[Dataset entries on figures]
____

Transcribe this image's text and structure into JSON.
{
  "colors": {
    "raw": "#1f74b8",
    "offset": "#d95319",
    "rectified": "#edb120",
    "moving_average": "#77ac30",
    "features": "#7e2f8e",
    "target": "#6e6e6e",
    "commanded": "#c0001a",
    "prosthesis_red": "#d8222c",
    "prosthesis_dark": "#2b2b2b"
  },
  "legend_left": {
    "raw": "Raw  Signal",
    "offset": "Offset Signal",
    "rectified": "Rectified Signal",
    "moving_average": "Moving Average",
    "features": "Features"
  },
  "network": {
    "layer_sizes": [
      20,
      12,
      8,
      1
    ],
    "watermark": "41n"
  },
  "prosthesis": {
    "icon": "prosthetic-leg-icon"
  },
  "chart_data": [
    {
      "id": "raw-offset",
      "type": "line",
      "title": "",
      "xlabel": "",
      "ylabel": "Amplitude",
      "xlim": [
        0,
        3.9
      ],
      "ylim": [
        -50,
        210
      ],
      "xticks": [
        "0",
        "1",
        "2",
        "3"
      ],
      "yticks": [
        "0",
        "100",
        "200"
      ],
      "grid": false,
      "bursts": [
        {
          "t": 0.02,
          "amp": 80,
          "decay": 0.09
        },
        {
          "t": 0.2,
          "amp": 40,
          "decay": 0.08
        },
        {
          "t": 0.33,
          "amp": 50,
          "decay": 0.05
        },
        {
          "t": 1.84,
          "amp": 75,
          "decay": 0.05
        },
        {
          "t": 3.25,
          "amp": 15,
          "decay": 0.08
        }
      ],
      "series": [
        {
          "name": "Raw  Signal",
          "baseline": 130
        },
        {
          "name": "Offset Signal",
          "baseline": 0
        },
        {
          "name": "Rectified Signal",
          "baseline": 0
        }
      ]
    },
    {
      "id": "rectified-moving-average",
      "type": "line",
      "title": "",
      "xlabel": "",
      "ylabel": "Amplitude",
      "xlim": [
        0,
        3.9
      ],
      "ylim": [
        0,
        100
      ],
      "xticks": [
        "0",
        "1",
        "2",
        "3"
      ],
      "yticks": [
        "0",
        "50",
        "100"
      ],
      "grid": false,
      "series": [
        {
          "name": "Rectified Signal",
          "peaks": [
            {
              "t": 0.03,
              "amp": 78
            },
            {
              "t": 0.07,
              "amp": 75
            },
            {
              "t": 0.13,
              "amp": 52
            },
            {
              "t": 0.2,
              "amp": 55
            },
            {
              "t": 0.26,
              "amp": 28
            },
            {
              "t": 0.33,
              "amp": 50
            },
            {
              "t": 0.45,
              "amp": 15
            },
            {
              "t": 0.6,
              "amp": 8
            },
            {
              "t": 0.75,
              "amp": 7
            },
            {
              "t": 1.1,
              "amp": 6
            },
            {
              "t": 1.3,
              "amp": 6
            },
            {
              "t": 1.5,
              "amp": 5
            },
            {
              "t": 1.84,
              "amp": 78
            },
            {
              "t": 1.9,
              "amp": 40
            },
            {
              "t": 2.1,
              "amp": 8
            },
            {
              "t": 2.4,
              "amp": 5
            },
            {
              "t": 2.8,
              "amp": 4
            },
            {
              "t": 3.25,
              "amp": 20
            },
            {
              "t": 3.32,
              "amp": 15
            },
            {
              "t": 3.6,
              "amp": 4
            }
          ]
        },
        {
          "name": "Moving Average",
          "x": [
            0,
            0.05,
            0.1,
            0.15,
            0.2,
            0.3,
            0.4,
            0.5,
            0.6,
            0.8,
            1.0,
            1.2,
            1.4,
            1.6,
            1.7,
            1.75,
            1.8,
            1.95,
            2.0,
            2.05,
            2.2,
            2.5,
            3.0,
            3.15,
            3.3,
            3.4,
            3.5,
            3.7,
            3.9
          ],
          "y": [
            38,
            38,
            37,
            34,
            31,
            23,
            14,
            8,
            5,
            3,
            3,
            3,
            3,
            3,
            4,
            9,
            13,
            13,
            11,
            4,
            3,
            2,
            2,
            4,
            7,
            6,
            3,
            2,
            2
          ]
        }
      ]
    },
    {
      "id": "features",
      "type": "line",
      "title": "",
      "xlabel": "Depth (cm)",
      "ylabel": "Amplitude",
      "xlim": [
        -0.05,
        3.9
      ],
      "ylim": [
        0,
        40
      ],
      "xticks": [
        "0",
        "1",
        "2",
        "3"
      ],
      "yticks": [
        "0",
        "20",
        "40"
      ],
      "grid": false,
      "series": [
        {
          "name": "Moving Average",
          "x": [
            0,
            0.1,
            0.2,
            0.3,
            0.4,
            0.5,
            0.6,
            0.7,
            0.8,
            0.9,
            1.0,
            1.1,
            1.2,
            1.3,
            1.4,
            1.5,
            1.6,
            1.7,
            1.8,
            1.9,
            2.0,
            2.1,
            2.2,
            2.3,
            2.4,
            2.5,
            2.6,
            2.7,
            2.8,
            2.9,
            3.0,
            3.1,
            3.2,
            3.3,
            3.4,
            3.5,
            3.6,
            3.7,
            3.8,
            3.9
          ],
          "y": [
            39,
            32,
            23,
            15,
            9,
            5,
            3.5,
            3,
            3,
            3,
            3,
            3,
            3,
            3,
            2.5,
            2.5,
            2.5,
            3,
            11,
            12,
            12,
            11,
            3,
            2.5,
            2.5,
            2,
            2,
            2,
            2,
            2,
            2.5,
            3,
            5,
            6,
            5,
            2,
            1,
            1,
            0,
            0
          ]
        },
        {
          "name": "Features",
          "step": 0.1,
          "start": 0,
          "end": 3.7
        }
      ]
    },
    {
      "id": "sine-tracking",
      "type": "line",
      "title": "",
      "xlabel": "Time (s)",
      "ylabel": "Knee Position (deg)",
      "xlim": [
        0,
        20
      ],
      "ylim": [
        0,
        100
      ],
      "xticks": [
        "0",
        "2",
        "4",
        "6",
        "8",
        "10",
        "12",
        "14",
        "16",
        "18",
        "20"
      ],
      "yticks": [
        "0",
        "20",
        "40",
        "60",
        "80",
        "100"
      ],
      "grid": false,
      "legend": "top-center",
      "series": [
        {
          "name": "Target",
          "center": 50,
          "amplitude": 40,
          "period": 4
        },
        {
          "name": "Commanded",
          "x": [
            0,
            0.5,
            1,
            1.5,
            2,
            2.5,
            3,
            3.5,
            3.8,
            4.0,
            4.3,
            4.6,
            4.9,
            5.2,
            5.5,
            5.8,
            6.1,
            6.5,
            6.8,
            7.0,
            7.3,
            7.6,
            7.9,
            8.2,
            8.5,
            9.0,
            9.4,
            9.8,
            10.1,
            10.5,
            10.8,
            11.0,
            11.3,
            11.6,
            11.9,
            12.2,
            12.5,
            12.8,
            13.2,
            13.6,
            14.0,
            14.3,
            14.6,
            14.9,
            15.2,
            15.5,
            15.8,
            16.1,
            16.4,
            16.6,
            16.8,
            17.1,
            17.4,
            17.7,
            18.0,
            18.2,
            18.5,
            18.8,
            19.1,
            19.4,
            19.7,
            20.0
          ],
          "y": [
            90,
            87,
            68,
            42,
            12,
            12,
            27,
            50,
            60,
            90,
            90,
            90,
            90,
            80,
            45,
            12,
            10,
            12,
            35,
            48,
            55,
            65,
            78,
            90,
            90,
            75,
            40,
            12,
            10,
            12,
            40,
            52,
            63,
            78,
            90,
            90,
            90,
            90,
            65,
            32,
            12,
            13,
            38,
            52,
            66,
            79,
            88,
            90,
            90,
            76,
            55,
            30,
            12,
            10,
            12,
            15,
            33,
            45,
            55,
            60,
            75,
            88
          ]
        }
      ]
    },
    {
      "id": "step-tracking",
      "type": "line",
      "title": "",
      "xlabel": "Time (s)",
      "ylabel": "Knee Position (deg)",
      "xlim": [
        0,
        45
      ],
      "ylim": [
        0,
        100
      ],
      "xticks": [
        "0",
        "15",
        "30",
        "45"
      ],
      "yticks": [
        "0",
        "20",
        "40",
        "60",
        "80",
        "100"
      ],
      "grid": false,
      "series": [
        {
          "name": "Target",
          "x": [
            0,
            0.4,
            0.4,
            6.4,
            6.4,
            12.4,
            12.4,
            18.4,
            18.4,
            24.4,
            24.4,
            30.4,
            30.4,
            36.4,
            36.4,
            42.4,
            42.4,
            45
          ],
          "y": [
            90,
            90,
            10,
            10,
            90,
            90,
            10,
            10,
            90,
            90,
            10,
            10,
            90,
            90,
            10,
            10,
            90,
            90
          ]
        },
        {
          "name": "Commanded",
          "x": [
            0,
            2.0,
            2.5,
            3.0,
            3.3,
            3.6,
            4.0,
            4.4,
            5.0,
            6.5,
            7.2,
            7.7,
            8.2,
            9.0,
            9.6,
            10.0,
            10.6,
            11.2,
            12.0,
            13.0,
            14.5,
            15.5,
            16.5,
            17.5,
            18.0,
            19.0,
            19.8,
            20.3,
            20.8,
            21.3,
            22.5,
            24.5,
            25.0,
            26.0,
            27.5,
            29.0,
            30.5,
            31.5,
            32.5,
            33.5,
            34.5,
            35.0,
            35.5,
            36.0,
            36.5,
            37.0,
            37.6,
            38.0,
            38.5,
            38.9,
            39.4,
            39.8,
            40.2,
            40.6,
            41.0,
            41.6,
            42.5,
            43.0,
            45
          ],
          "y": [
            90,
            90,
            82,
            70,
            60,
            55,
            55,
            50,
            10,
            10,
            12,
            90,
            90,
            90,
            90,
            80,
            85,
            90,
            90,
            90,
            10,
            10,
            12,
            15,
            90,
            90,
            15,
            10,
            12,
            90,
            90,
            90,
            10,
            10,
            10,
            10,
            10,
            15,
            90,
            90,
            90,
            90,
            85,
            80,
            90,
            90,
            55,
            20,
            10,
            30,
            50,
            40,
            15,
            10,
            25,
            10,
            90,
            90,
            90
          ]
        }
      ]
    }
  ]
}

____

INSTRUCTIONS FOR THE TASK
Check the data for the word "Signal" and pull out the lines that have it.

RESPONSE TO THIS TASK
    "raw": "Raw  Signal",
    "offset": "Offset Signal",
    "rectified": "Rectified Signal",
          "name": "Raw  Signal",
          "name": "Offset Signal",
          "name": "Rectified Signal",
          "name": "Rectified Signal",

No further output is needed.